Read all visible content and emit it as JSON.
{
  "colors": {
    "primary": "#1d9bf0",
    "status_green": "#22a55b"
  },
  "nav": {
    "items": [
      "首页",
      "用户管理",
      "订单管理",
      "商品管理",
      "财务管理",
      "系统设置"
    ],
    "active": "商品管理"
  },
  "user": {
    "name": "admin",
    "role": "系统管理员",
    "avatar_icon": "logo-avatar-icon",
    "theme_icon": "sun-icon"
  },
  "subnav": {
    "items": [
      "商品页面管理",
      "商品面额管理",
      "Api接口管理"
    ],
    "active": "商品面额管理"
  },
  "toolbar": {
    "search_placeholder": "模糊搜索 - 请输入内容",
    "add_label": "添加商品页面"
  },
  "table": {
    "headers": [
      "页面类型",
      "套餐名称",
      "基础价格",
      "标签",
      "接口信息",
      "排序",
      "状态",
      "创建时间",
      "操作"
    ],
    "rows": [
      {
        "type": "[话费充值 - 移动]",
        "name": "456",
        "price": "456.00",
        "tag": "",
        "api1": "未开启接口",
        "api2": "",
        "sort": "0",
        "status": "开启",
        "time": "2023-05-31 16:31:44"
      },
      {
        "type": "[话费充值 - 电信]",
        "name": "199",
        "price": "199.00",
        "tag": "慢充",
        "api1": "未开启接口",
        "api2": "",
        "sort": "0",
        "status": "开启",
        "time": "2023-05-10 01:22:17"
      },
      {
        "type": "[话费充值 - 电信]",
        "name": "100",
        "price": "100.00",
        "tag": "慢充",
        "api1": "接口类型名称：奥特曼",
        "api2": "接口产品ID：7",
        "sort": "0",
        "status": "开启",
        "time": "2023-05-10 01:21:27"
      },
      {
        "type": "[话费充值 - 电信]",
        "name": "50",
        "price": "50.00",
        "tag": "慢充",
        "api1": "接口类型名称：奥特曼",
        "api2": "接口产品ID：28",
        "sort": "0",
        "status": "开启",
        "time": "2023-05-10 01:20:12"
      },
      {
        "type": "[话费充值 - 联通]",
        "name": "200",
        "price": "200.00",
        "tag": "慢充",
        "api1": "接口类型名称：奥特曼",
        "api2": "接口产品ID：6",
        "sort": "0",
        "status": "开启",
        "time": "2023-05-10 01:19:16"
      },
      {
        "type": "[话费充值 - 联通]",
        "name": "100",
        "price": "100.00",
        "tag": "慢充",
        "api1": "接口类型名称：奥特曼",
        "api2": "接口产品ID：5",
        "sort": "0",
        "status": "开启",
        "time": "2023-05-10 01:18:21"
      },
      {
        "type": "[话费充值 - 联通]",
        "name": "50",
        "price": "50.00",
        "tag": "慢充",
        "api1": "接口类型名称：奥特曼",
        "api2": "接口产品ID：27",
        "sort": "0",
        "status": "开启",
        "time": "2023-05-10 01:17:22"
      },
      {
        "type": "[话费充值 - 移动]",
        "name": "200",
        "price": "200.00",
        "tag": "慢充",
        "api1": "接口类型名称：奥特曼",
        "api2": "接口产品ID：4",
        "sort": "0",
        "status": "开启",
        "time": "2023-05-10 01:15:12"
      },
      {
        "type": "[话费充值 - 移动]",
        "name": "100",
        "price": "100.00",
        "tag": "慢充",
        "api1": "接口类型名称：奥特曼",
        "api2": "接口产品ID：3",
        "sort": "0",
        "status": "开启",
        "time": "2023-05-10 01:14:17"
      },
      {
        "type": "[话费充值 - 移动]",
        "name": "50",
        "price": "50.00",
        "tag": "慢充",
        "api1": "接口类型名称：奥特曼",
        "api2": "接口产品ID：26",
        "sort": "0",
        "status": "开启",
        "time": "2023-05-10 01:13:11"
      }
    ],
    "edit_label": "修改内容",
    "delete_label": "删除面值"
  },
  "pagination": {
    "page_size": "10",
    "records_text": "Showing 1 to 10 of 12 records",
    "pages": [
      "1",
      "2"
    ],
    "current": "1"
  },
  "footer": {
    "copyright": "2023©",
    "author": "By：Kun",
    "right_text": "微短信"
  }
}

* _Exercise goal_
Set down the entries verbatim, leaving none out.

* _Reply_
Read all visible content and emit it as JSON.
{
  "colors": {
    "primary": "#1d9bf0",
    "status_green": "#22a55b"
  },
  "nav": {
    "items": [
      "首页",
      "用户管理",
      "订单管理",
      "商品管理",
      "财务管理",
      "系统设置"
    ],
    "active": "商品管理"
  },
  "user": {
    "name": "admin",
    "role": "系统管理员",
    "avatar_icon": "logo-avatar-icon",
    "theme_icon": "sun-icon"
  },
  "subnav": {
    "items": [
      "商品页面管理",
      "商品面额管理",
      "Api接口管理"
    ],
    "active": "商品面额管理"
  },
  "toolbar": {
    "search_placeholder": "模糊搜索 - 请输入内容",
    "add_label": "添加商品页面"
  },
  "table": {
    "headers": [
      "页面类型",
      "套餐名称",
      "基础价格",
      "标签",
      "接口信息",
      "排序",
      "状态",
      "创建时间",
      "操作"
    ],
    "rows": [
      {
        "type": "[话费充值 - 移动]",
        "name": "456",
        "price": "456.00",
        "tag": "",
        "api1": "未开启接口",
        "api2": "",
        "sort": "0",
        "status": "开启",
        "time": "2023-05-31 16:31:44"
      },
      {
        "type": "[话费充值 - 电信]",
        "name": "199",
        "price": "199.00",
        "tag": "慢充",
        "api1": "未开启接口",
        "api2": "",
        "sort": "0",
        "status": "开启",
        "time": "2023-05-10 01:22:17"
      },
      {
        "type": "[话费充值 - 电信]",
        "name": "100",
        "price": "100.00",
        "tag": "慢充",
        "api1": "接口类型名称：奥特曼",
        "api2": "接口产品ID：7",
        "sort": "0",
        "status": "开启",
        "time": "2023-05-10 01:21:27"
      },
      {
        "type": "[话费充值 - 电信]",
        "name": "50",
        "price": "50.00",
        "tag": "慢充",
        "api1": "接口类型名称：奥特曼",
        "api2": "接口产品ID：28",
        "sort": "0",
        "status": "开启",
        "time": "2023-05-10 01:20:12"
      },
      {
        "type": "[话费充值 - 联通]",
        "name": "200",
        "price": "200.00",
        "tag": "慢充",
        "api1": "接口类型名称：奥特曼",
        "api2": "接口产品ID：6",
        "sort": "0",
        "status": "开启",
        "time": "2023-05-10 01:19:16"
      },
      {
        "type": "[话费充值 - 联通]",
        "name": "100",
        "price": "100.00",
        "tag": "慢充",
        "api1": "接口类型名称：奥特曼",
        "api2": "接口产品ID：5",
        "sort": "0",
        "status": "开启",
        "time": "2023-05-10 01:18:21"
      },
      {
        "type": "[话费充值 - 联通]",
        "name": "50",
        "price": "50.00",
        "tag": "慢充",
        "api1": "接口类型名称：奥特曼",
        "api2": "接口产品ID：27",
        "sort": "0",
        "status": "开启",
        "time": "2023-05-10 01:17:22"
      },
      {
        "type": "[话费充值 - 移动]",
        "name": "200",
        "price": "200.00",
        "tag": "慢充",
        "api1": "接口类型名称：奥特曼",
        "api2": "接口产品ID：4",
        "sort": "0",
        "status": "开启",
        "time": "2023-05-10 01:15:12"
      },
      {
        "type": "[话费充值 - 移动]",
        "name": "100",
        "price": "100.00",
        "tag": "慢充",
        "api1": "接口类型名称：奥特曼",
        "api2": "接口产品ID：3",
        "sort": "0",
        "status": "开启",
        "time": "2023-05-10 01:14:17"
      },
      {
        "type": "[话费充值 - 移动]",
        "name": "50",
        "price": "50.00",
        "tag": "慢充",
        "api1": "接口类型名称：奥特曼",
        "api2": "接口产品ID：26",
        "sort": "0",
        "status": "开启",
        "time": "2023-05-10 01:13:11"
      }
    ],
    "edit_label": "修改内容",
    "delete_label": "删除面值"
  },
  "pagination": {
    "page_size": "10",
    "records_text": "Showing 1 to 10 of 12 records",
    "pages": [
      "1",
      "2"
    ],
    "current": "1"
  },
  "footer": {
    "copyright": "2023©",
    "author": "By：Kun",
    "right_text": "微短信"
  }
}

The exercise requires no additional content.